What you will do:
Format everything from the line containing "Localize each UI" down to the line containing "suggestion-rest: mie x", both included, as a numbered list with blank lines left out. Leave the pictures out of the answer.

Records:
= = =

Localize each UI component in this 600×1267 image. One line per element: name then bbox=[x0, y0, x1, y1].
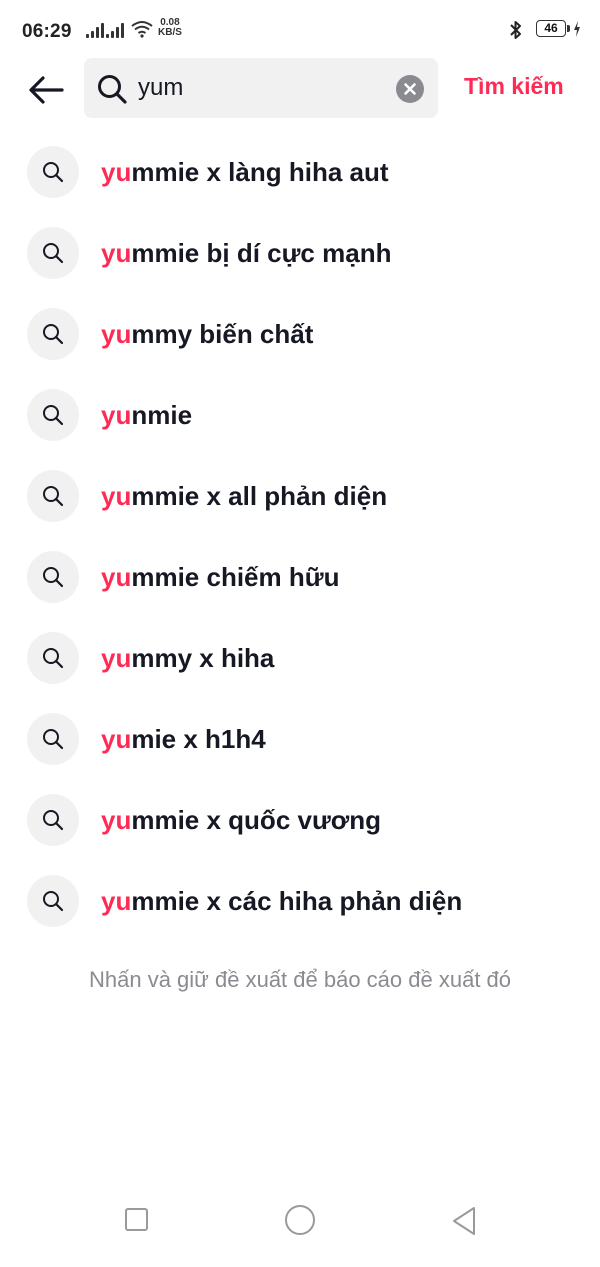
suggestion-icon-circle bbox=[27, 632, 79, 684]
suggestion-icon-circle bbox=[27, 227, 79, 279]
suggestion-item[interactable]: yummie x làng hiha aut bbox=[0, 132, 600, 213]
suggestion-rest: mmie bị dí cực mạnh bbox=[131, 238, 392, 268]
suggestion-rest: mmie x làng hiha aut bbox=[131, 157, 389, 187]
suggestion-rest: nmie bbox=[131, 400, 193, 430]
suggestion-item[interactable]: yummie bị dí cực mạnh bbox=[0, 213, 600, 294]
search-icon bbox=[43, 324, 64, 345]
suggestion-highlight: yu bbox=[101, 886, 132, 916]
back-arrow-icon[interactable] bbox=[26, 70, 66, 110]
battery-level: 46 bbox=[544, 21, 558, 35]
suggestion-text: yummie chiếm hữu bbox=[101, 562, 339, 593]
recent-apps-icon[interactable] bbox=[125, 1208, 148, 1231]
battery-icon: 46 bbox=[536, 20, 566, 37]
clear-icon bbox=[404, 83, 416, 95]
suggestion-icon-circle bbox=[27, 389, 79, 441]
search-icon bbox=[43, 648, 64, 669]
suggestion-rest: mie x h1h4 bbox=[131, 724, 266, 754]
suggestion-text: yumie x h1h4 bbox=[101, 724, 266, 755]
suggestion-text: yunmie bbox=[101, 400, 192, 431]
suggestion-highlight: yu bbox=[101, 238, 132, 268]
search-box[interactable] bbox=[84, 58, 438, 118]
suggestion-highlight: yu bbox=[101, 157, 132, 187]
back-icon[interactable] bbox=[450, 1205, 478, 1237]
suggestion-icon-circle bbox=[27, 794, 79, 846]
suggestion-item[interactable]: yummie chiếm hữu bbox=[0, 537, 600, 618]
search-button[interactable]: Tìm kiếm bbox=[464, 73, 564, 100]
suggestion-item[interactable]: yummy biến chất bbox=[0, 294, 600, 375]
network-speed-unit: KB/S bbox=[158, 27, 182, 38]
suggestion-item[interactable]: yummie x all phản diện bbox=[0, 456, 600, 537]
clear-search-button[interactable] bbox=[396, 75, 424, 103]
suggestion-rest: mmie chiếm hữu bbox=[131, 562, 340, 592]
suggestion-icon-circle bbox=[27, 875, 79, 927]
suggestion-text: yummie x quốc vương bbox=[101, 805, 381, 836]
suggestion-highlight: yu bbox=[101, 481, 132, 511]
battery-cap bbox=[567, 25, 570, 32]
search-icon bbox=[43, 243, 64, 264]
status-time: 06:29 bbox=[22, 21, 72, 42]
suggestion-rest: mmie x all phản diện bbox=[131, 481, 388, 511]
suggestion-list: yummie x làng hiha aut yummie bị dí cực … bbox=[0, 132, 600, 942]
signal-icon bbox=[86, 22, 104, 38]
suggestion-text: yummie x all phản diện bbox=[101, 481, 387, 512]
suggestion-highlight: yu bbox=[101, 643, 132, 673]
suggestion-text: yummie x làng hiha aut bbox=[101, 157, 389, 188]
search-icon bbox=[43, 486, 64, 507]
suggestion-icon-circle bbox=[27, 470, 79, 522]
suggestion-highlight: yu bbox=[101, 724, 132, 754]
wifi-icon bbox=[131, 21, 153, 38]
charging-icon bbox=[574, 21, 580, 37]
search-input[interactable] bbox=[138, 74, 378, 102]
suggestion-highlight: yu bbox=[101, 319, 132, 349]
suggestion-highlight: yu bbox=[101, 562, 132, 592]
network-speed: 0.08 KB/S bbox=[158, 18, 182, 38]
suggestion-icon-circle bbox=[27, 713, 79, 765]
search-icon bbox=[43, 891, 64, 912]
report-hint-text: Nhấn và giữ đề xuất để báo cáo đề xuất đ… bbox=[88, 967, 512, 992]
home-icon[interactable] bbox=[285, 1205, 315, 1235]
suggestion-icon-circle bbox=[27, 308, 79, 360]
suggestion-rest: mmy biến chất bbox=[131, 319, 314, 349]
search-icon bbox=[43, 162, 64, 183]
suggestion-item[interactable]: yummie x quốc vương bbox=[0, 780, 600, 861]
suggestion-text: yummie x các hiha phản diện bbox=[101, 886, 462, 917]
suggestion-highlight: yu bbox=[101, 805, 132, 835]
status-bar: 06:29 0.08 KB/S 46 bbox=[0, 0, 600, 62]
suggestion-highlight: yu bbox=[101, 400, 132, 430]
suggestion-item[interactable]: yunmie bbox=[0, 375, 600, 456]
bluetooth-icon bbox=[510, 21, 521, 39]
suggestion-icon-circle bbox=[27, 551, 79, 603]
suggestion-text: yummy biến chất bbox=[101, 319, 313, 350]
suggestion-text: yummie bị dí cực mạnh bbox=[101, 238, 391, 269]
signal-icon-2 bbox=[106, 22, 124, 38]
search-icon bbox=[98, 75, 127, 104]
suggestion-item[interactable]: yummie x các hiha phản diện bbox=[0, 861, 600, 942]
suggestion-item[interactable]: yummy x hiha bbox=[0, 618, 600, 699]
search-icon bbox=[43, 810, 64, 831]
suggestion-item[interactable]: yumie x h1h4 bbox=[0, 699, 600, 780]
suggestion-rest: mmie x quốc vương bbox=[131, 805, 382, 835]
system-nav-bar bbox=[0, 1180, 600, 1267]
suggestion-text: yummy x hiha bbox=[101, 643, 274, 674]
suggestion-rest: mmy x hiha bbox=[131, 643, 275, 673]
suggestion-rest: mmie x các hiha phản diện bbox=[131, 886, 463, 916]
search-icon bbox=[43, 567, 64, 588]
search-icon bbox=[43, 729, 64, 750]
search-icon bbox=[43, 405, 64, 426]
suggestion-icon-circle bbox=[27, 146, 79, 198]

= = =

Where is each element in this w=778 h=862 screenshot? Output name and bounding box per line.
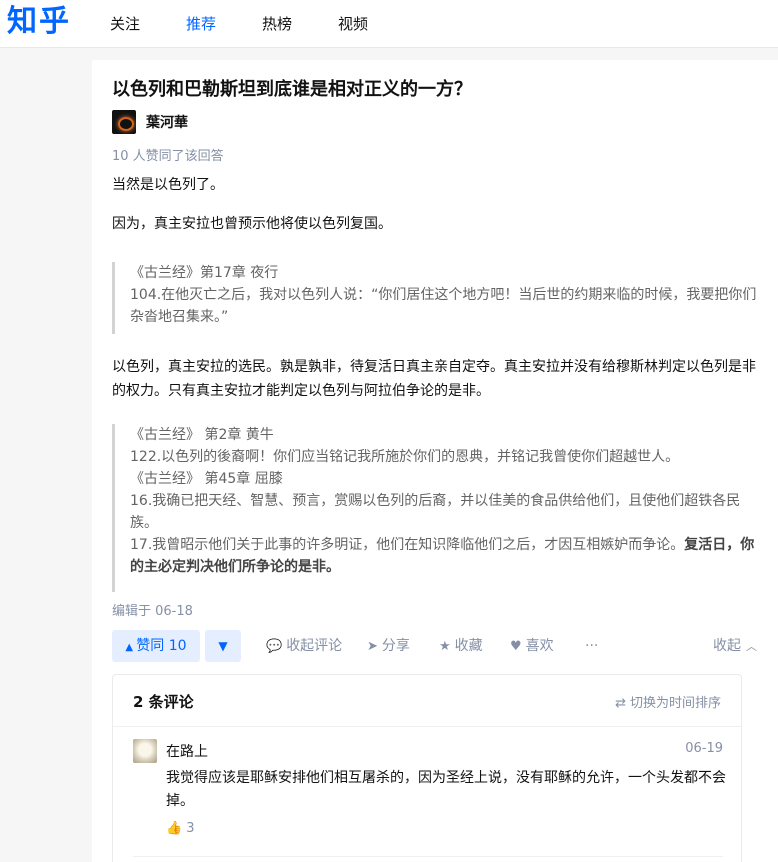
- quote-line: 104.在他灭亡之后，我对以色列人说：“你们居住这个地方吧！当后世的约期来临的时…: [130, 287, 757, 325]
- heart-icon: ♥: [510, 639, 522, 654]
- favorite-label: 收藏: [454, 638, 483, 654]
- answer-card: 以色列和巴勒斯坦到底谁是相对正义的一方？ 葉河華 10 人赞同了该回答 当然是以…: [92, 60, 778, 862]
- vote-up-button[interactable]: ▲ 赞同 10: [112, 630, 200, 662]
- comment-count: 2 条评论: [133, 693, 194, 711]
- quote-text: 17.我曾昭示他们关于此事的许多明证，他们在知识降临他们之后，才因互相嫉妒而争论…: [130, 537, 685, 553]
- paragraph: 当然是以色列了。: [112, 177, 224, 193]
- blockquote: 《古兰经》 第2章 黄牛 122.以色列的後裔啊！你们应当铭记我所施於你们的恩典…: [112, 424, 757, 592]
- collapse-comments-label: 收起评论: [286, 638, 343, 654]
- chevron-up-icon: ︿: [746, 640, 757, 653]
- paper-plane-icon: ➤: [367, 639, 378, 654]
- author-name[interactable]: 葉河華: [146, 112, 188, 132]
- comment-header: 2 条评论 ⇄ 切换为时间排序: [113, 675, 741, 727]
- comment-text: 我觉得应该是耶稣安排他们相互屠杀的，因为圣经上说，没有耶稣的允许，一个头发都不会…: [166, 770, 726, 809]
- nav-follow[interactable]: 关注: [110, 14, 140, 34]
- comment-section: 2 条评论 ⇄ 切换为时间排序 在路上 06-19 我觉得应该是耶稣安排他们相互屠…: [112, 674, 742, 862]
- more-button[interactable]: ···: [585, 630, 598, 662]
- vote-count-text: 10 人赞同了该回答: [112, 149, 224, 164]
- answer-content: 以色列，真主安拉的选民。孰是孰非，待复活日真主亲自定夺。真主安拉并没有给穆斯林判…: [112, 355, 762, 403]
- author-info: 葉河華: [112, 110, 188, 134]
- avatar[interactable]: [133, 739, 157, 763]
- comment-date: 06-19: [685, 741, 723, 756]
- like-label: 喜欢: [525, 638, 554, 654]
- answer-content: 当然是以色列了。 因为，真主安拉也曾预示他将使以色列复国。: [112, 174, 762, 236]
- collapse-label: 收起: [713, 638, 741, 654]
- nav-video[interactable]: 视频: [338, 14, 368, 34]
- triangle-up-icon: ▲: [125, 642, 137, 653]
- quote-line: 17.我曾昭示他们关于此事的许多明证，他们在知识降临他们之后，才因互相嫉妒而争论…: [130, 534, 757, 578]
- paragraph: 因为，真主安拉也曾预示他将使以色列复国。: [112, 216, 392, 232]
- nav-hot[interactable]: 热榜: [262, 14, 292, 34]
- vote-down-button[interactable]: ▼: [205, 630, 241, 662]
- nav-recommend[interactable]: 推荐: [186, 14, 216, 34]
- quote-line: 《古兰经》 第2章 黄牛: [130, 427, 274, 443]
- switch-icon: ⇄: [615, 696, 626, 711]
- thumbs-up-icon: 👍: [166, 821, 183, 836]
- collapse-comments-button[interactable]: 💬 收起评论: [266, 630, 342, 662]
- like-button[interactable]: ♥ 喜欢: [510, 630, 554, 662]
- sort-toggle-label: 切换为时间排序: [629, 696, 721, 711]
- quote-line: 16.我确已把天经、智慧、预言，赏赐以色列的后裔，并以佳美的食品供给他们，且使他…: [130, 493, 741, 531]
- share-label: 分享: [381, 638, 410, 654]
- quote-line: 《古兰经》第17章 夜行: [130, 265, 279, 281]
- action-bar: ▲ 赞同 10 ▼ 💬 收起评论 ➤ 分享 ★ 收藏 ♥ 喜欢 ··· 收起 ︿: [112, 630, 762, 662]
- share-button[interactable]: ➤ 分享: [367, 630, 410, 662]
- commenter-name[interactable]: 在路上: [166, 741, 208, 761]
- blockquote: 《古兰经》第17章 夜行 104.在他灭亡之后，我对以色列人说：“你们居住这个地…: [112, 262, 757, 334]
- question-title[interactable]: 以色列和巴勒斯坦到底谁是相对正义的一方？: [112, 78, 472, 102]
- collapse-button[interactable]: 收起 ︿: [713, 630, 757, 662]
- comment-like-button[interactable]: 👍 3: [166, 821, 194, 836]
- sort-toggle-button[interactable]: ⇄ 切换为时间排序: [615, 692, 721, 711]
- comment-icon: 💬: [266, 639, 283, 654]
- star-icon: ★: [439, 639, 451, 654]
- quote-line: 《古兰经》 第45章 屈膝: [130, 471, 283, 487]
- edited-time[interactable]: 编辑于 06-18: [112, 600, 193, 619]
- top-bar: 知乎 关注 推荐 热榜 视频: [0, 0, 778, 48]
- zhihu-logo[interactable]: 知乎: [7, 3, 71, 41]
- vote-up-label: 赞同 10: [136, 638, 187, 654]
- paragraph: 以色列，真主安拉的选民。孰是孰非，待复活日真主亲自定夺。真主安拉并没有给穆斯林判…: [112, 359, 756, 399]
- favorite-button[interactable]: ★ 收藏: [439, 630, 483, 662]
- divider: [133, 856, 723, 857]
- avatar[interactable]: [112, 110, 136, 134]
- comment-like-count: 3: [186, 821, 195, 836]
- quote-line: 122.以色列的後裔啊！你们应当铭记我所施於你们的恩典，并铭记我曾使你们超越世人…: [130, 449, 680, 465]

= = =

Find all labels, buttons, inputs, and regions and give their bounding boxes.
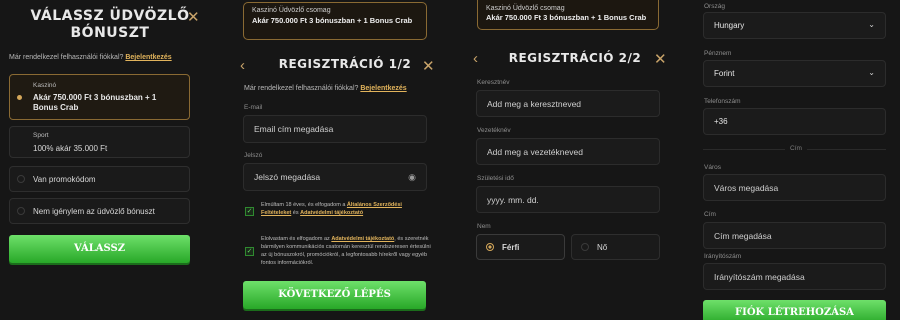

= = =

Exercise solution:
1. Localize each UI component in this 600×1267 image. One line per element: name then bbox=[x0, y0, x1, y1].
2. suggestion-icon-circle bbox=[27, 632, 79, 684]
3. suggestion-icon-circle bbox=[27, 227, 79, 279]
4. suggestion-item[interactable]: yummie x làng hiha aut bbox=[0, 132, 600, 213]
5. suggestion-rest: mmie bị dí cực mạnh bbox=[131, 238, 392, 268]
6. suggestion-rest: mmie x làng hiha aut bbox=[131, 157, 389, 187]
7. suggestion-rest: nmie bbox=[131, 400, 193, 430]
8. suggestion-item[interactable]: yummie bị dí cực mạnh bbox=[0, 213, 600, 294]
9. search-icon bbox=[43, 324, 64, 345]
10. suggestion-highlight: yu bbox=[101, 886, 132, 916]
11. back-arrow-icon[interactable] bbox=[26, 70, 66, 110]
12. battery-level: 46 bbox=[544, 21, 558, 35]
13. suggestion-text: yummie chiếm hữu bbox=[101, 562, 339, 593]
14. recent-apps-icon[interactable] bbox=[125, 1208, 148, 1231]
15. battery-icon: 46 bbox=[536, 20, 566, 37]
16. clear-icon bbox=[404, 83, 416, 95]
17. suggestion-icon-circle bbox=[27, 389, 79, 441]
18. search-icon bbox=[43, 648, 64, 669]
19. suggestion-rest: mie x h1h4 bbox=[131, 724, 266, 754]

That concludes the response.